*TASK TO CARRY OUT*: Every line in the listing is to be echoed verbatim.

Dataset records
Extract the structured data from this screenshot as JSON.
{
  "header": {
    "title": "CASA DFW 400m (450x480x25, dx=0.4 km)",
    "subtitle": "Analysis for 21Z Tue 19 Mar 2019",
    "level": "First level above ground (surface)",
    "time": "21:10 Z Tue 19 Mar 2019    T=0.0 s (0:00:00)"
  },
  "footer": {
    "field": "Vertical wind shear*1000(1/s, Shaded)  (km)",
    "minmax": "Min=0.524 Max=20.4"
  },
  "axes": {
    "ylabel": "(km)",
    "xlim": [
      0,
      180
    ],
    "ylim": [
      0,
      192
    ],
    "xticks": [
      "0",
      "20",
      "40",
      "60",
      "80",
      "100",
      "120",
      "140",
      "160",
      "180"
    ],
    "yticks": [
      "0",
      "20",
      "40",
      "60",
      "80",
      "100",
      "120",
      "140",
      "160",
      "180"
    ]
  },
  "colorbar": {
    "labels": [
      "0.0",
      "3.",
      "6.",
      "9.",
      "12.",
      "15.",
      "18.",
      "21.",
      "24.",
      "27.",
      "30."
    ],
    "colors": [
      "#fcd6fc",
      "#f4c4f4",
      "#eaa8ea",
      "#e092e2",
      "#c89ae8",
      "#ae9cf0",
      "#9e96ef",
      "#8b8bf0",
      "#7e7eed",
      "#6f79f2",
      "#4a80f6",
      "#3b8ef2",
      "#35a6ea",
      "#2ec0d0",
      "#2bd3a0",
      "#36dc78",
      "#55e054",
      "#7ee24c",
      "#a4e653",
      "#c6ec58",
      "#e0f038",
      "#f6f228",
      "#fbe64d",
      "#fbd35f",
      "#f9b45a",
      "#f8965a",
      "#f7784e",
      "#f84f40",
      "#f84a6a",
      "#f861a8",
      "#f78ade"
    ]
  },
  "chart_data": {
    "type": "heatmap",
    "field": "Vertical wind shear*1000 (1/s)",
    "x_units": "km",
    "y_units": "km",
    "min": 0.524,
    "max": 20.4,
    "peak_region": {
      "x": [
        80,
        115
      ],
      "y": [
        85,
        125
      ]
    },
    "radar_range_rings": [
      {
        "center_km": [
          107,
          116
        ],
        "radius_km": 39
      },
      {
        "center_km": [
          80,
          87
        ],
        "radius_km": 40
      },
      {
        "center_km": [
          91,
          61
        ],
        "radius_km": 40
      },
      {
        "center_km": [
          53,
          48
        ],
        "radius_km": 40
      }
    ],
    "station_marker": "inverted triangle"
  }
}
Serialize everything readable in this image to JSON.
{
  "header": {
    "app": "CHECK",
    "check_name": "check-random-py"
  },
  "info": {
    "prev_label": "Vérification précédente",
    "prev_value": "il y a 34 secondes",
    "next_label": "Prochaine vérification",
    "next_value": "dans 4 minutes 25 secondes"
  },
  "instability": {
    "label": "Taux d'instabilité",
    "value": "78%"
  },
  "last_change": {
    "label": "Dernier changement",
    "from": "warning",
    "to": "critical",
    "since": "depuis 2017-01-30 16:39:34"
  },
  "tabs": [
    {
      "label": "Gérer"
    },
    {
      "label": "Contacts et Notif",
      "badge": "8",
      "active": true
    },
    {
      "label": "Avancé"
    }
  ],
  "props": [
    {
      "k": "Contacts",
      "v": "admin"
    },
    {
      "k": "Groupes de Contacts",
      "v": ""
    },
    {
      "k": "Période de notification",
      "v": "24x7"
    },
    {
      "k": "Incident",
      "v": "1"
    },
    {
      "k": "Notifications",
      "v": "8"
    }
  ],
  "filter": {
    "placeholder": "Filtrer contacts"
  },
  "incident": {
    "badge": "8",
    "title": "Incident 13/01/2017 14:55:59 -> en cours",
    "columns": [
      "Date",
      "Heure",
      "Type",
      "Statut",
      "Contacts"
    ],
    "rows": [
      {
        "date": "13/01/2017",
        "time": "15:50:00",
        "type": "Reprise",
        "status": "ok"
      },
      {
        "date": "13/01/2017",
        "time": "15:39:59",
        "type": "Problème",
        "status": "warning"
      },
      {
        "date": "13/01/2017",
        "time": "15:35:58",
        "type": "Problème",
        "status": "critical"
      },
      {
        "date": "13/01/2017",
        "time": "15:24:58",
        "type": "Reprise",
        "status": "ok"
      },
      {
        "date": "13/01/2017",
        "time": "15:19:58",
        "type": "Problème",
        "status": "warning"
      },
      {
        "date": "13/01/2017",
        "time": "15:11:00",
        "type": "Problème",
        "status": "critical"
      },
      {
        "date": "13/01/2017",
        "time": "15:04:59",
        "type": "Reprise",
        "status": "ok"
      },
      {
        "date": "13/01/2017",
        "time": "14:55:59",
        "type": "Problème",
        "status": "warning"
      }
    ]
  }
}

*ANSWER FOR THE TASK*:
Extract the structured data from this screenshot as JSON.
{
  "header": {
    "title": "CASA DFW 400m (450x480x25, dx=0.4 km)",
    "subtitle": "Analysis for 21Z Tue 19 Mar 2019",
    "level": "First level above ground (surface)",
    "time": "21:10 Z Tue 19 Mar 2019    T=0.0 s (0:00:00)"
  },
  "footer": {
    "field": "Vertical wind shear*1000(1/s, Shaded)  (km)",
    "minmax": "Min=0.524 Max=20.4"
  },
  "axes": {
    "ylabel": "(km)",
    "xlim": [
      0,
      180
    ],
    "ylim": [
      0,
      192
    ],
    "xticks": [
      "0",
      "20",
      "40",
      "60",
      "80",
      "100",
      "120",
      "140",
      "160",
      "180"
    ],
    "yticks": [
      "0",
      "20",
      "40",
      "60",
      "80",
      "100",
      "120",
      "140",
      "160",
      "180"
    ]
  },
  "colorbar": {
    "labels": [
      "0.0",
      "3.",
      "6.",
      "9.",
      "12.",
      "15.",
      "18.",
      "21.",
      "24.",
      "27.",
      "30."
    ],
    "colors": [
      "#fcd6fc",
      "#f4c4f4",
      "#eaa8ea",
      "#e092e2",
      "#c89ae8",
      "#ae9cf0",
      "#9e96ef",
      "#8b8bf0",
      "#7e7eed",
      "#6f79f2",
      "#4a80f6",
      "#3b8ef2",
      "#35a6ea",
      "#2ec0d0",
      "#2bd3a0",
      "#36dc78",
      "#55e054",
      "#7ee24c",
      "#a4e653",
      "#c6ec58",
      "#e0f038",
      "#f6f228",
      "#fbe64d",
      "#fbd35f",
      "#f9b45a",
      "#f8965a",
      "#f7784e",
      "#f84f40",
      "#f84a6a",
      "#f861a8",
      "#f78ade"
    ]
  },
  "chart_data": {
    "type": "heatmap",
    "field": "Vertical wind shear*1000 (1/s)",
    "x_units": "km",
    "y_units": "km",
    "min": 0.524,
    "max": 20.4,
    "peak_region": {
      "x": [
        80,
        115
      ],
      "y": [
        85,
        125
      ]
    },
    "radar_range_rings": [
      {
        "center_km": [
          107,
          116
        ],
        "radius_km": 39
      },
      {
        "center_km": [
          80,
          87
        ],
        "radius_km": 40
      },
      {
        "center_km": [
          91,
          61
        ],
        "radius_km": 40
      },
      {
        "center_km": [
          53,
          48
        ],
        "radius_km": 40
      }
    ],
    "station_marker": "inverted triangle"
  }
}
Serialize everything readable in this image to JSON.
{
  "header": {
    "app": "CHECK",
    "check_name": "check-random-py"
  },
  "info": {
    "prev_label": "Vérification précédente",
    "prev_value": "il y a 34 secondes",
    "next_label": "Prochaine vérification",
    "next_value": "dans 4 minutes 25 secondes"
  },
  "instability": {
    "label": "Taux d'instabilité",
    "value": "78%"
  },
  "last_change": {
    "label": "Dernier changement",
    "from": "warning",
    "to": "critical",
    "since": "depuis 2017-01-30 16:39:34"
  },
  "tabs": [
    {
      "label": "Gérer"
    },
    {
      "label": "Contacts et Notif",
      "badge": "8",
      "active": true
    },
    {
      "label": "Avancé"
    }
  ],
  "props": [
    {
      "k": "Contacts",
      "v": "admin"
    },
    {
      "k": "Groupes de Contacts",
      "v": ""
    },
    {
      "k": "Période de notification",
      "v": "24x7"
    },
    {
      "k": "Incident",
      "v": "1"
    },
    {
      "k": "Notifications",
      "v": "8"
    }
  ],
  "filter": {
    "placeholder": "Filtrer contacts"
  },
  "incident": {
    "badge": "8",
    "title": "Incident 13/01/2017 14:55:59 -> en cours",
    "columns": [
      "Date",
      "Heure",
      "Type",
      "Statut",
      "Contacts"
    ],
    "rows": [
      {
        "date": "13/01/2017",
        "time": "15:50:00",
        "type": "Reprise",
        "status": "ok"
      },
      {
        "date": "13/01/2017",
        "time": "15:39:59",
        "type": "Problème",
        "status": "warning"
      },
      {
        "date": "13/01/2017",
        "time": "15:35:58",
        "type": "Problème",
        "status": "critical"
      },
      {
        "date": "13/01/2017",
        "time": "15:24:58",
        "type": "Reprise",
        "status": "ok"
      },
      {
        "date": "13/01/2017",
        "time": "15:19:58",
        "type": "Problème",
        "status": "warning"
      },
      {
        "date": "13/01/2017",
        "time": "15:11:00",
        "type": "Problème",
        "status": "critical"
      },
      {
        "date": "13/01/2017",
        "time": "15:04:59",
        "type": "Reprise",
        "status": "ok"
      },
      {
        "date": "13/01/2017",
        "time": "14:55:59",
        "type": "Problème",
        "status": "warning"
      }
    ]
  }
}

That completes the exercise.